▸ **AIM**
Every line of the data must be copied exactly.

A block of data

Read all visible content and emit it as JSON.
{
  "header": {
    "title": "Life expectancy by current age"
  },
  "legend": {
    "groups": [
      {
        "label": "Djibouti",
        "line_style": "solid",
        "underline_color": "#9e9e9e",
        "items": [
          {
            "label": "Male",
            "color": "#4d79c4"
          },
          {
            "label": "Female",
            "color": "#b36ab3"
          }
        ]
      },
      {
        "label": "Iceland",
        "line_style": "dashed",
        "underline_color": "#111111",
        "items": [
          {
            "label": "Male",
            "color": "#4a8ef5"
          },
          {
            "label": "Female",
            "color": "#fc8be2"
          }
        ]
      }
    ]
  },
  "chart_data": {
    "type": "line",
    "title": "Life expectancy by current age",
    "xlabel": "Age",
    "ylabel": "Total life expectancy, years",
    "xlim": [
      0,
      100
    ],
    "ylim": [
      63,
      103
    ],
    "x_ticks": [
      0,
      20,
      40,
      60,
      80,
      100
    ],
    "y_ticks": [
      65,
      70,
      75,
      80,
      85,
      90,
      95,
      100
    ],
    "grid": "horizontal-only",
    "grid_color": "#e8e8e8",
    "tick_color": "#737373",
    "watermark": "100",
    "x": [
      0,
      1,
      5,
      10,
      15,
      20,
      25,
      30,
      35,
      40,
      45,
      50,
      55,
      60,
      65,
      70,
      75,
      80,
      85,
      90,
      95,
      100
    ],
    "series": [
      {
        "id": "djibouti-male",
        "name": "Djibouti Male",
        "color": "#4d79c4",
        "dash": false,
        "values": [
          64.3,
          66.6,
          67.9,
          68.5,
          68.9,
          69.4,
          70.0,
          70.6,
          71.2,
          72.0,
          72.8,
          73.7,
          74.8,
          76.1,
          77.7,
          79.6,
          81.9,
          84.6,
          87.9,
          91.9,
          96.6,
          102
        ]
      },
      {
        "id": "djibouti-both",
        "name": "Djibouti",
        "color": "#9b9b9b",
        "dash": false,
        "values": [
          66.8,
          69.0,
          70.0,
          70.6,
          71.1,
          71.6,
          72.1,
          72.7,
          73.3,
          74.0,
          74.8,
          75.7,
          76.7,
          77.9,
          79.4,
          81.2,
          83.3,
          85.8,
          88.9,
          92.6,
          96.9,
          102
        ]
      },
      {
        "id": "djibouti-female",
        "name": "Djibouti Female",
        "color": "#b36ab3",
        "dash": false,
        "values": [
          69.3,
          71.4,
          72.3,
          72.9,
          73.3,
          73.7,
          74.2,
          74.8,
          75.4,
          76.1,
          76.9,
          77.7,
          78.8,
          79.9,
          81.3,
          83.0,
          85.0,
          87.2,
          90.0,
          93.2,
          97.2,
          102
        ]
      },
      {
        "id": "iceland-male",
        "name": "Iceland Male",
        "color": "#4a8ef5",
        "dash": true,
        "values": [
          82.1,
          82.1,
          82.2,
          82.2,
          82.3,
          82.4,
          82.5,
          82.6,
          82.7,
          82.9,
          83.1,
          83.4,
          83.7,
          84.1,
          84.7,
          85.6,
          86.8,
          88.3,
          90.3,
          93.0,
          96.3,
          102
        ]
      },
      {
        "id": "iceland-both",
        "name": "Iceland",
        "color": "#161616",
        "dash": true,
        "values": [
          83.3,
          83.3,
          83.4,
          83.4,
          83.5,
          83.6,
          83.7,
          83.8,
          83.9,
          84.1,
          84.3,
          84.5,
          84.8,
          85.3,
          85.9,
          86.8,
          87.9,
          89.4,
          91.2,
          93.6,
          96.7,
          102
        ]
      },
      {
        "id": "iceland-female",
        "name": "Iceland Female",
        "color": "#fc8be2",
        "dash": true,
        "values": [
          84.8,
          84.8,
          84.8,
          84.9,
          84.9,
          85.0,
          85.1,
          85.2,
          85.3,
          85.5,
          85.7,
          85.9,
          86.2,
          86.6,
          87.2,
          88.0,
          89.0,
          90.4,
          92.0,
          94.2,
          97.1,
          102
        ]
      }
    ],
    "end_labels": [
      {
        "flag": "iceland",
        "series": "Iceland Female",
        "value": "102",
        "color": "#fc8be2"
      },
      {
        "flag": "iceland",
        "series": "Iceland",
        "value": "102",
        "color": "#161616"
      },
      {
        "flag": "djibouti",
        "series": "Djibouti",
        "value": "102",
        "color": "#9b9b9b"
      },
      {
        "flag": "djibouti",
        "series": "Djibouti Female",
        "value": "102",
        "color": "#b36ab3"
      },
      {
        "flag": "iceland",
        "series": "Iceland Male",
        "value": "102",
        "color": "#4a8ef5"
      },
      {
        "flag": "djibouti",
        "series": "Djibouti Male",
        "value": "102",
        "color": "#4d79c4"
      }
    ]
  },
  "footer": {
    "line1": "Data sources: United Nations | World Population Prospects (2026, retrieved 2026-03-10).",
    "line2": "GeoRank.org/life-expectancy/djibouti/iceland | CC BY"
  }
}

▸ **REPLY TO THE TASK**
Read all visible content and emit it as JSON.
{
  "header": {
    "title": "Life expectancy by current age"
  },
  "legend": {
    "groups": [
      {
        "label": "Djibouti",
        "line_style": "solid",
        "underline_color": "#9e9e9e",
        "items": [
          {
            "label": "Male",
            "color": "#4d79c4"
          },
          {
            "label": "Female",
            "color": "#b36ab3"
          }
        ]
      },
      {
        "label": "Iceland",
        "line_style": "dashed",
        "underline_color": "#111111",
        "items": [
          {
            "label": "Male",
            "color": "#4a8ef5"
          },
          {
            "label": "Female",
            "color": "#fc8be2"
          }
        ]
      }
    ]
  },
  "chart_data": {
    "type": "line",
    "title": "Life expectancy by current age",
    "xlabel": "Age",
    "ylabel": "Total life expectancy, years",
    "xlim": [
      0,
      100
    ],
    "ylim": [
      63,
      103
    ],
    "x_ticks": [
      0,
      20,
      40,
      60,
      80,
      100
    ],
    "y_ticks": [
      65,
      70,
      75,
      80,
      85,
      90,
      95,
      100
    ],
    "grid": "horizontal-only",
    "grid_color": "#e8e8e8",
    "tick_color": "#737373",
    "watermark": "100",
    "x": [
      0,
      1,
      5,
      10,
      15,
      20,
      25,
      30,
      35,
      40,
      45,
      50,
      55,
      60,
      65,
      70,
      75,
      80,
      85,
      90,
      95,
      100
    ],
    "series": [
      {
        "id": "djibouti-male",
        "name": "Djibouti Male",
        "color": "#4d79c4",
        "dash": false,
        "values": [
          64.3,
          66.6,
          67.9,
          68.5,
          68.9,
          69.4,
          70.0,
          70.6,
          71.2,
          72.0,
          72.8,
          73.7,
          74.8,
          76.1,
          77.7,
          79.6,
          81.9,
          84.6,
          87.9,
          91.9,
          96.6,
          102
        ]
      },
      {
        "id": "djibouti-both",
        "name": "Djibouti",
        "color": "#9b9b9b",
        "dash": false,
        "values": [
          66.8,
          69.0,
          70.0,
          70.6,
          71.1,
          71.6,
          72.1,
          72.7,
          73.3,
          74.0,
          74.8,
          75.7,
          76.7,
          77.9,
          79.4,
          81.2,
          83.3,
          85.8,
          88.9,
          92.6,
          96.9,
          102
        ]
      },
      {
        "id": "djibouti-female",
        "name": "Djibouti Female",
        "color": "#b36ab3",
        "dash": false,
        "values": [
          69.3,
          71.4,
          72.3,
          72.9,
          73.3,
          73.7,
          74.2,
          74.8,
          75.4,
          76.1,
          76.9,
          77.7,
          78.8,
          79.9,
          81.3,
          83.0,
          85.0,
          87.2,
          90.0,
          93.2,
          97.2,
          102
        ]
      },
      {
        "id": "iceland-male",
        "name": "Iceland Male",
        "color": "#4a8ef5",
        "dash": true,
        "values": [
          82.1,
          82.1,
          82.2,
          82.2,
          82.3,
          82.4,
          82.5,
          82.6,
          82.7,
          82.9,
          83.1,
          83.4,
          83.7,
          84.1,
          84.7,
          85.6,
          86.8,
          88.3,
          90.3,
          93.0,
          96.3,
          102
        ]
      },
      {
        "id": "iceland-both",
        "name": "Iceland",
        "color": "#161616",
        "dash": true,
        "values": [
          83.3,
          83.3,
          83.4,
          83.4,
          83.5,
          83.6,
          83.7,
          83.8,
          83.9,
          84.1,
          84.3,
          84.5,
          84.8,
          85.3,
          85.9,
          86.8,
          87.9,
          89.4,
          91.2,
          93.6,
          96.7,
          102
        ]
      },
      {
        "id": "iceland-female",
        "name": "Iceland Female",
        "color": "#fc8be2",
        "dash": true,
        "values": [
          84.8,
          84.8,
          84.8,
          84.9,
          84.9,
          85.0,
          85.1,
          85.2,
          85.3,
          85.5,
          85.7,
          85.9,
          86.2,
          86.6,
          87.2,
          88.0,
          89.0,
          90.4,
          92.0,
          94.2,
          97.1,
          102
        ]
      }
    ],
    "end_labels": [
      {
        "flag": "iceland",
        "series": "Iceland Female",
        "value": "102",
        "color": "#fc8be2"
      },
      {
        "flag": "iceland",
        "series": "Iceland",
        "value": "102",
        "color": "#161616"
      },
      {
        "flag": "djibouti",
        "series": "Djibouti",
        "value": "102",
        "color": "#9b9b9b"
      },
      {
        "flag": "djibouti",
        "series": "Djibouti Female",
        "value": "102",
        "color": "#b36ab3"
      },
      {
        "flag": "iceland",
        "series": "Iceland Male",
        "value": "102",
        "color": "#4a8ef5"
      },
      {
        "flag": "djibouti",
        "series": "Djibouti Male",
        "value": "102",
        "color": "#4d79c4"
      }
    ]
  },
  "footer": {
    "line1": "Data sources: United Nations | World Population Prospects (2026, retrieved 2026-03-10).",
    "line2": "GeoRank.org/life-expectancy/djibouti/iceland | CC BY"
  }
}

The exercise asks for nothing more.